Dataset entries
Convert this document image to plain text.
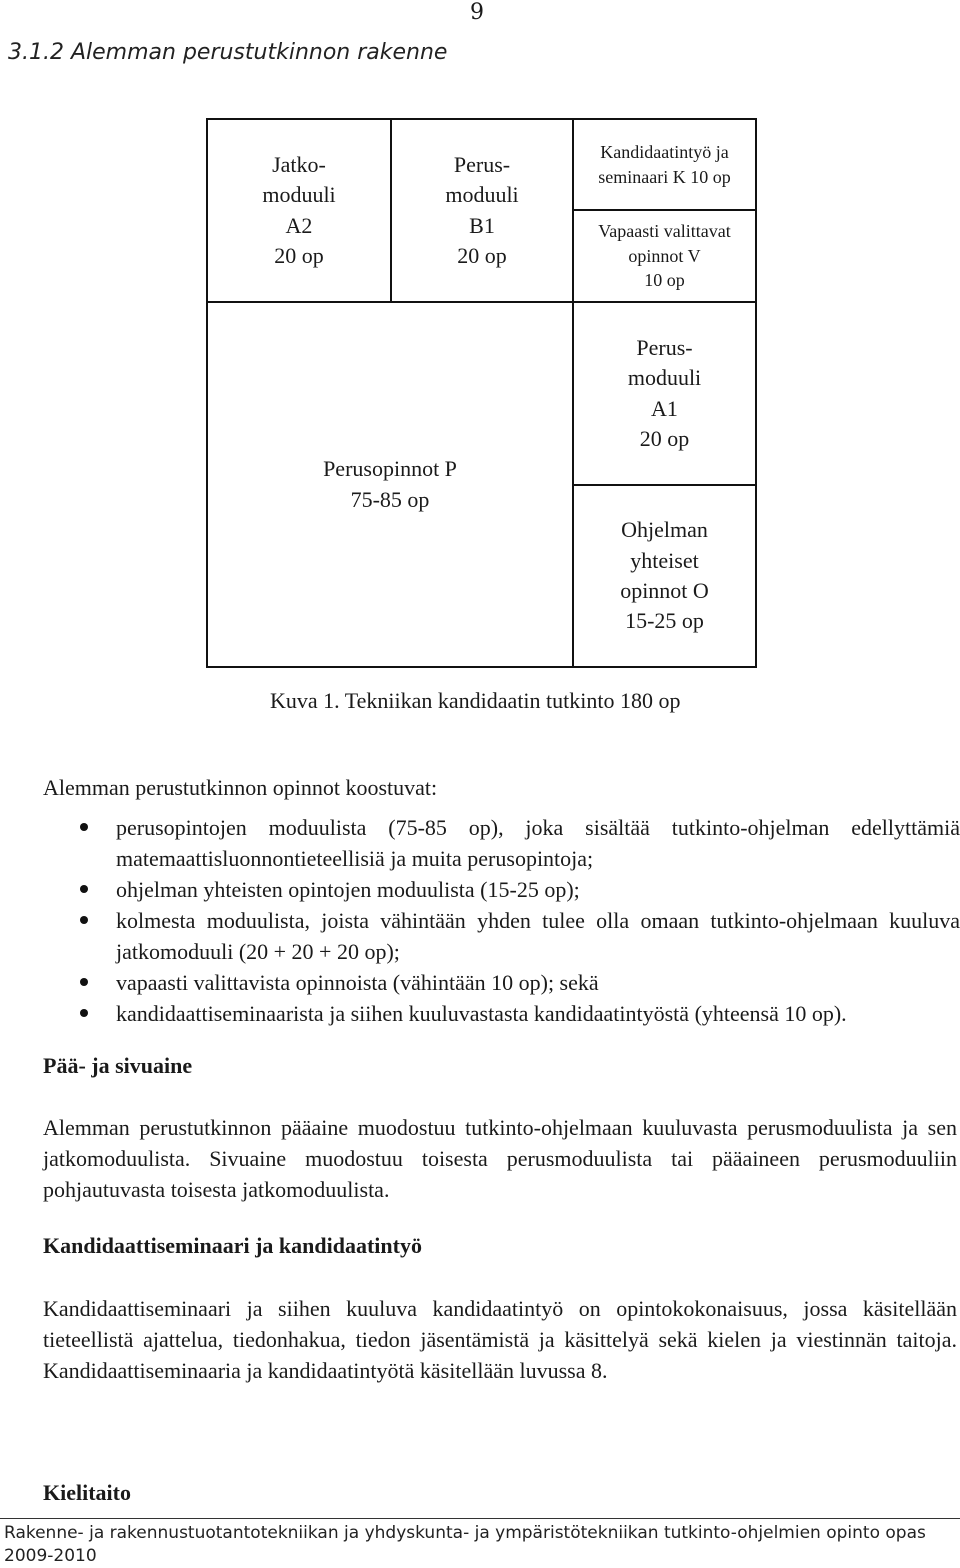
9
3.1.2 Alemman perustutkinnon rakenne
Jatko-
moduuli
A2
20 op
Perus-
moduuli
B1
20 op
Kandidaatintyö ja
seminaari K 10 op
Vapaasti valittavat
opinnot V
10 op
Perusopinnot P
75-85 op
Perus-
moduuli
A1
20 op
Ohjelman
yhteiset
opinnot O
15-25 op
Kuva 1. Tekniikan kandidaatin tutkinto 180 op
Alemman perustutkinnon opinnot koostuvat:
perusopintojen moduulista (75-85 op), joka sisältää tutkinto-ohjelman edellyttämiä matemaattisluonnontieteellisiä ja muita perusopintoja;
ohjelman yhteisten opintojen moduulista (15-25 op);
kolmesta moduulista, joista vähintään yhden tulee olla omaan tutkinto-ohjelmaan kuuluva jatkomoduuli (20 + 20 + 20 op);
vapaasti valittavista opinnoista (vähintään 10 op); sekä
kandidaattiseminaarista ja siihen kuuluvastasta kandidaatintyöstä (yhteensä 10 op).
Pää- ja sivuaine
Alemman perustutkinnon pääaine muodostuu tutkinto-ohjelmaan kuuluvasta perusmoduulista ja sen jatkomoduulista. Sivuaine muodostuu toisesta perusmoduulista tai pääaineen perusmoduuliin pohjautuvasta toisesta jatkomoduulista.
Kandidaattiseminaari ja kandidaatintyö
Kandidaattiseminaari ja siihen kuuluva kandidaatintyö on opintokokonaisuus, jossa käsitellään tieteellistä ajattelua, tiedonhakua, tiedon jäsentämistä ja käsittelyä sekä kielen ja viestinnän taitoja. Kandidaattiseminaaria ja kandidaatintyötä käsitellään luvussa 8.
Kielitaito
Rakenne- ja rakennustuotantotekniikan ja yhdyskunta- ja ympäristötekniikan tutkinto-ohjelmien opinto opas 2009-2010
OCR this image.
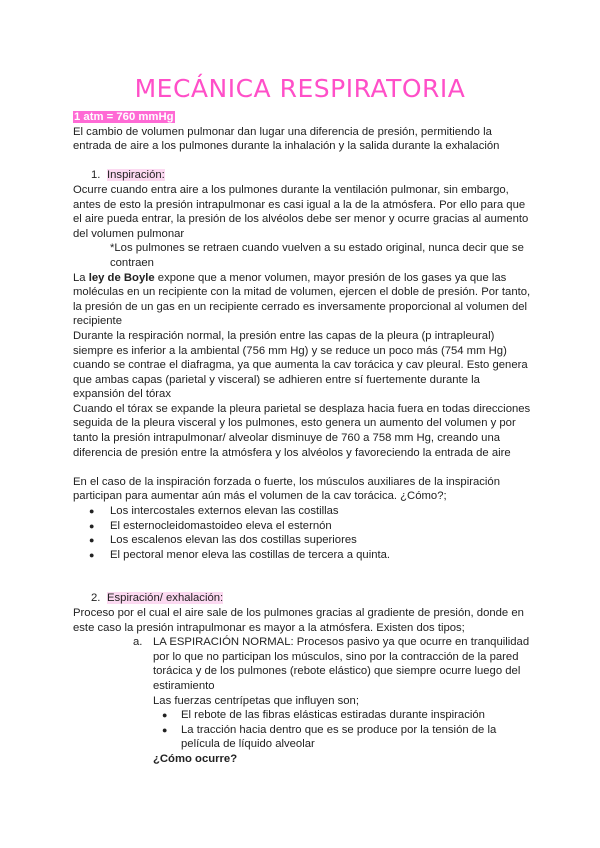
MECÁNICA RESPIRATORIA

1 atm = 760 mmHg

El cambio de volumen pulmonar dan lugar una diferencia de presión, permitiendo la entrada de aire a los pulmones durante la inhalación y la salida durante la exhalación

1. Inspiración:

Ocurre cuando entra aire a los pulmones durante la ventilación pulmonar, sin embargo, antes de esto la presión intrapulmonar es casi igual a la de la atmósfera. Por ello para que el aire pueda entrar, la presión de los alvéolos debe ser menor y ocurre gracias al aumento del volumen pulmonar

*Los pulmones se retraen cuando vuelven a su estado original, nunca decir que se contraen

La ley de Boyle expone que a menor volumen, mayor presión de los gases ya que las moléculas en un recipiente con la mitad de volumen, ejercen el doble de presión. Por tanto, la presión de un gas en un recipiente cerrado es inversamente proporcional al volumen del recipiente

Durante la respiración normal, la presión entre las capas de la pleura (p intrapleural) siempre es inferior a la ambiental (756 mm Hg) y se reduce un poco más (754 mm Hg) cuando se contrae el diafragma, ya que aumenta la cav torácica y cav pleural. Esto genera que ambas capas (parietal y visceral) se adhieren entre sí fuertemente durante la expansión del tórax

Cuando el tórax se expande la pleura parietal se desplaza hacia fuera en todas direcciones seguida de la pleura visceral y los pulmones, esto genera un aumento del volumen y por tanto la presión intrapulmonar/ alveolar disminuye de 760 a 758 mm Hg, creando una diferencia de presión entre la atmósfera y los alvéolos y favoreciendo la entrada de aire

En el caso de la inspiración forzada o fuerte, los músculos auxiliares de la inspiración participan para aumentar aún más el volumen de la cav torácica. ¿Cómo?;

● Los intercostales externos elevan las costillas
● El esternocleidomastoideo eleva el esternón
● Los escalenos elevan las dos costillas superiores
● El pectoral menor eleva las costillas de tercera a quinta.

2. Espiración/ exhalación:

Proceso por el cual el aire sale de los pulmones gracias al gradiente de presión, donde en este caso la presión intrapulmonar es mayor a la atmósfera. Existen dos tipos;

a. LA ESPIRACIÓN NORMAL: Procesos pasivo ya que ocurre en tranquilidad por lo que no participan los músculos, sino por la contracción de la pared torácica y de los pulmones (rebote elástico) que siempre ocurre luego del estiramiento

Las fuerzas centrípetas que influyen son;

● El rebote de las fibras elásticas estiradas durante inspiración
● La tracción hacia dentro que es se produce por la tensión de la película de líquido alveolar

¿Cómo ocurre?
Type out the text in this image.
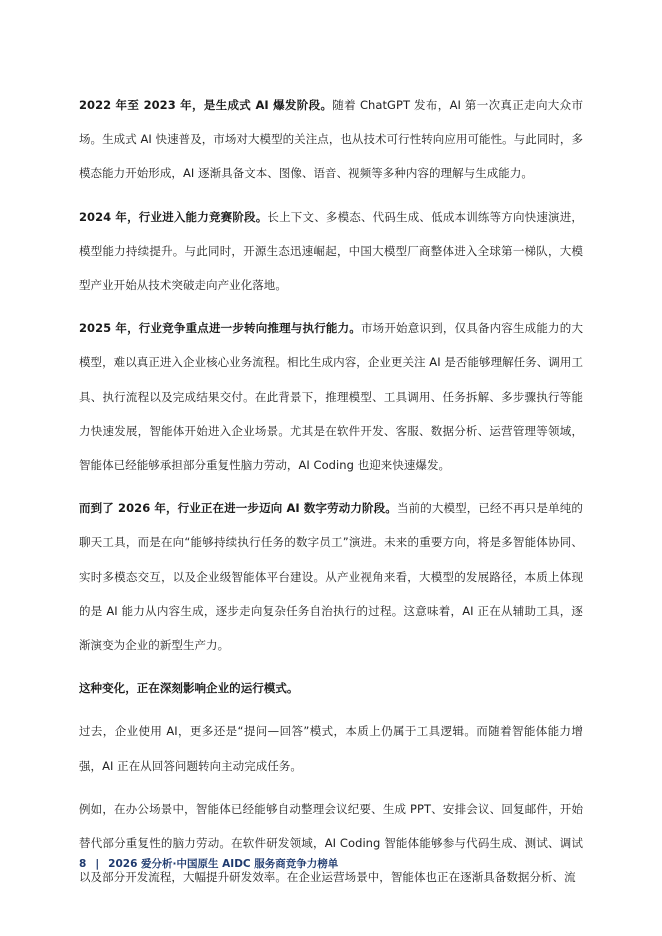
2022 年至 2023 年，是生成式 AI 爆发阶段。随着 ChatGPT 发布，AI 第一次真正走向大众市场。生成式 AI 快速普及，市场对大模型的关注点，也从技术可行性转向应用可能性。与此同时，多模态能力开始形成，AI 逐渐具备文本、图像、语音、视频等多种内容的理解与生成能力。

2024 年，行业进入能力竞赛阶段。长上下文、多模态、代码生成、低成本训练等方向快速演进，模型能力持续提升。与此同时，开源生态迅速崛起，中国大模型厂商整体进入全球第一梯队，大模型产业开始从技术突破走向产业化落地。

2025 年，行业竞争重点进一步转向推理与执行能力。市场开始意识到，仅具备内容生成能力的大模型，难以真正进入企业核心业务流程。相比生成内容，企业更关注 AI 是否能够理解任务、调用工具、执行流程以及完成结果交付。在此背景下，推理模型、工具调用、任务拆解、多步骤执行等能力快速发展，智能体开始进入企业场景。尤其是在软件开发、客服、数据分析、运营管理等领域，智能体已经能够承担部分重复性脑力劳动，AI Coding 也迎来快速爆发。

而到了 2026 年，行业正在进一步迈向 AI 数字劳动力阶段。当前的大模型，已经不再只是单纯的聊天工具，而是在向“能够持续执行任务的数字员工”演进。未来的重要方向，将是多智能体协同、实时多模态交互，以及企业级智能体平台建设。从产业视角来看，大模型的发展路径，本质上体现的是 AI 能力从内容生成，逐步走向复杂任务自治执行的过程。这意味着，AI 正在从辅助工具，逐渐演变为企业的新型生产力。

这种变化，正在深刻影响企业的运行模式。

过去，企业使用 AI，更多还是“提问—回答”模式，本质上仍属于工具逻辑。而随着智能体能力增强，AI 正在从回答问题转向主动完成任务。

例如，在办公场景中，智能体已经能够自动整理会议纪要、生成 PPT、安排会议、回复邮件，开始替代部分重复性的脑力劳动。在软件研发领域，AI Coding 智能体能够参与代码生成、测试、调试以及部分开发流程，大幅提升研发效率。在企业运营场景中，智能体也正在逐渐具备数据分析、流

8 | 2026 爱分析·中国原生 AIDC 服务商竞争力榜单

What you have to do: Filter the listing for the word "alvéolos" and copy every line that holds it.

Answer to this exercise:
Ocurre cuando entra aire a los pulmones durante la ventilación pulmonar, sin embargo, antes de esto la presión intrapulmonar es casi igual a la de la atmósfera. Por ello para que el aire pueda entrar, la presión de los alvéolos debe ser menor y ocurre gracias al aumento del volumen pulmonar
Cuando el tórax se expande la pleura parietal se desplaza hacia fuera en todas direcciones seguida de la pleura visceral y los pulmones, esto genera un aumento del volumen y por tanto la presión intrapulmonar/ alveolar disminuye de 760 a 758 mm Hg, creando una diferencia de presión entre la atmósfera y los alvéolos y favoreciendo la entrada de aire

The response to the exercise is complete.